:: Record excerpts

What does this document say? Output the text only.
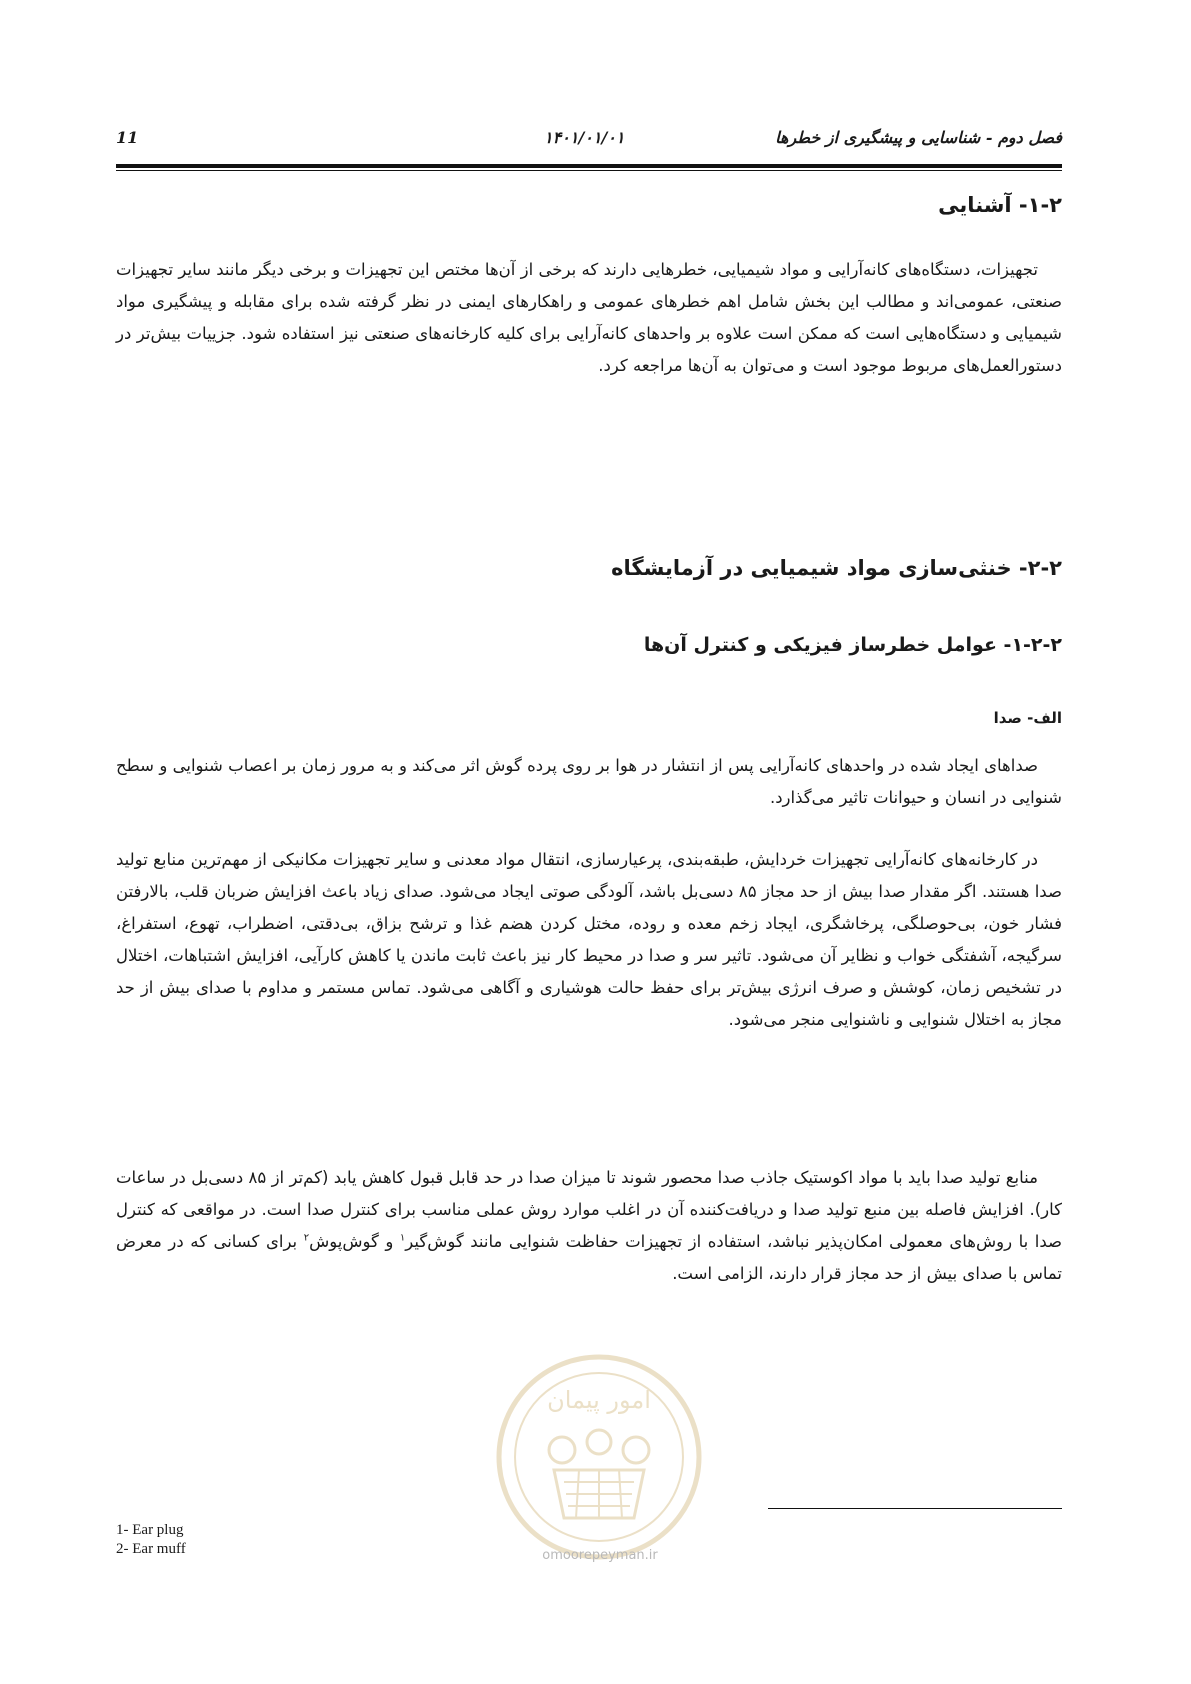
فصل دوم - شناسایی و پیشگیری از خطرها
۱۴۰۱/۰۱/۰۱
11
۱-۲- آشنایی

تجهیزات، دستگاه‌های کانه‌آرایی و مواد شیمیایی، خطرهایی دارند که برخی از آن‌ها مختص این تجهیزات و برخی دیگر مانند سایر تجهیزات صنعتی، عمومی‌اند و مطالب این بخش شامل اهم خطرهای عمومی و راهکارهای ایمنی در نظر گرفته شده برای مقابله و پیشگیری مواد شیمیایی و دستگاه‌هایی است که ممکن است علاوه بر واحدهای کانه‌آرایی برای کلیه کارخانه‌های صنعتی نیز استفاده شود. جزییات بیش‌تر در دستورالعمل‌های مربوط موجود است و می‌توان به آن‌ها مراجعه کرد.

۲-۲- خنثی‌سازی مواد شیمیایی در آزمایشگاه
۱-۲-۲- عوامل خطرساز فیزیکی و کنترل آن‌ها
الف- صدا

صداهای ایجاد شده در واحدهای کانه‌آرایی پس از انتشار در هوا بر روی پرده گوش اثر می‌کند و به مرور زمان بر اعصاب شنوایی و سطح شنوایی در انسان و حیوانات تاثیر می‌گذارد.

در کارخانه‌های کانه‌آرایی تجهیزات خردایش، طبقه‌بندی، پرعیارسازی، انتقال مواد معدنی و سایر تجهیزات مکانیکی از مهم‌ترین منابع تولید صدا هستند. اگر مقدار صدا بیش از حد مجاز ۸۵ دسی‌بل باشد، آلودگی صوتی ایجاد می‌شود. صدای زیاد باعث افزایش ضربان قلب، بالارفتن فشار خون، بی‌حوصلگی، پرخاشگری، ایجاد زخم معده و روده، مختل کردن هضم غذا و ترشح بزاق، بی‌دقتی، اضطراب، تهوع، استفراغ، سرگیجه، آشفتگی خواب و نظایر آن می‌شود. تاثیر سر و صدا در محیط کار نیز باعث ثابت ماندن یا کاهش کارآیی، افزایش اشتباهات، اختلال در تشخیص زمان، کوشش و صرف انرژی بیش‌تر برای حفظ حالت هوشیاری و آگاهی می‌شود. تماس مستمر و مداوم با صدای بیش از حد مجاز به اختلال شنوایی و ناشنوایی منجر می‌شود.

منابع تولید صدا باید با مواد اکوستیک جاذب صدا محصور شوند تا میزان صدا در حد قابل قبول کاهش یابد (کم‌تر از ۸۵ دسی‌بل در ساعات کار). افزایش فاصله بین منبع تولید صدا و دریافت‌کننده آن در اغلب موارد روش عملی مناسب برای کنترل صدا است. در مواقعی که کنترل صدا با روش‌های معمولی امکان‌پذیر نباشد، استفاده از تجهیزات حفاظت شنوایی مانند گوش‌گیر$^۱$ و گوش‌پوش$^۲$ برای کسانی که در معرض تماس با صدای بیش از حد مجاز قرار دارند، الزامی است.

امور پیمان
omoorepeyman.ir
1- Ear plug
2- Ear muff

::::

Pictures excluded, quote all the data above exactly.

- Task output:
What does this document say? Output the text only.
فصل دوم - شناسایی و پیشگیری از خطرها
۱۴۰۱/۰۱/۰۱
11
۱-۲- آشنایی

تجهیزات، دستگاه‌های کانه‌آرایی و مواد شیمیایی، خطرهایی دارند که برخی از آن‌ها مختص این تجهیزات و برخی دیگر مانند سایر تجهیزات صنعتی، عمومی‌اند و مطالب این بخش شامل اهم خطرهای عمومی و راهکارهای ایمنی در نظر گرفته شده برای مقابله و پیشگیری مواد شیمیایی و دستگاه‌هایی است که ممکن است علاوه بر واحدهای کانه‌آرایی برای کلیه کارخانه‌های صنعتی نیز استفاده شود. جزییات بیش‌تر در دستورالعمل‌های مربوط موجود است و می‌توان به آن‌ها مراجعه کرد.

۲-۲- خنثی‌سازی مواد شیمیایی در آزمایشگاه
۱-۲-۲- عوامل خطرساز فیزیکی و کنترل آن‌ها
الف- صدا

صداهای ایجاد شده در واحدهای کانه‌آرایی پس از انتشار در هوا بر روی پرده گوش اثر می‌کند و به مرور زمان بر اعصاب شنوایی و سطح شنوایی در انسان و حیوانات تاثیر می‌گذارد.

در کارخانه‌های کانه‌آرایی تجهیزات خردایش، طبقه‌بندی، پرعیارسازی، انتقال مواد معدنی و سایر تجهیزات مکانیکی از مهم‌ترین منابع تولید صدا هستند. اگر مقدار صدا بیش از حد مجاز ۸۵ دسی‌بل باشد، آلودگی صوتی ایجاد می‌شود. صدای زیاد باعث افزایش ضربان قلب، بالارفتن فشار خون، بی‌حوصلگی، پرخاشگری، ایجاد زخم معده و روده، مختل کردن هضم غذا و ترشح بزاق، بی‌دقتی، اضطراب، تهوع، استفراغ، سرگیجه، آشفتگی خواب و نظایر آن می‌شود. تاثیر سر و صدا در محیط کار نیز باعث ثابت ماندن یا کاهش کارآیی، افزایش اشتباهات، اختلال در تشخیص زمان، کوشش و صرف انرژی بیش‌تر برای حفظ حالت هوشیاری و آگاهی می‌شود. تماس مستمر و مداوم با صدای بیش از حد مجاز به اختلال شنوایی و ناشنوایی منجر می‌شود.

منابع تولید صدا باید با مواد اکوستیک جاذب صدا محصور شوند تا میزان صدا در حد قابل قبول کاهش یابد (کم‌تر از ۸۵ دسی‌بل در ساعات کار). افزایش فاصله بین منبع تولید صدا و دریافت‌کننده آن در اغلب موارد روش عملی مناسب برای کنترل صدا است. در مواقعی که کنترل صدا با روش‌های معمولی امکان‌پذیر نباشد، استفاده از تجهیزات حفاظت شنوایی مانند گوش‌گیر$^۱$ و گوش‌پوش$^۲$ برای کسانی که در معرض تماس با صدای بیش از حد مجاز قرار دارند، الزامی است.

امور پیمان
omoorepeyman.ir
1- Ear plug
2- Ear muff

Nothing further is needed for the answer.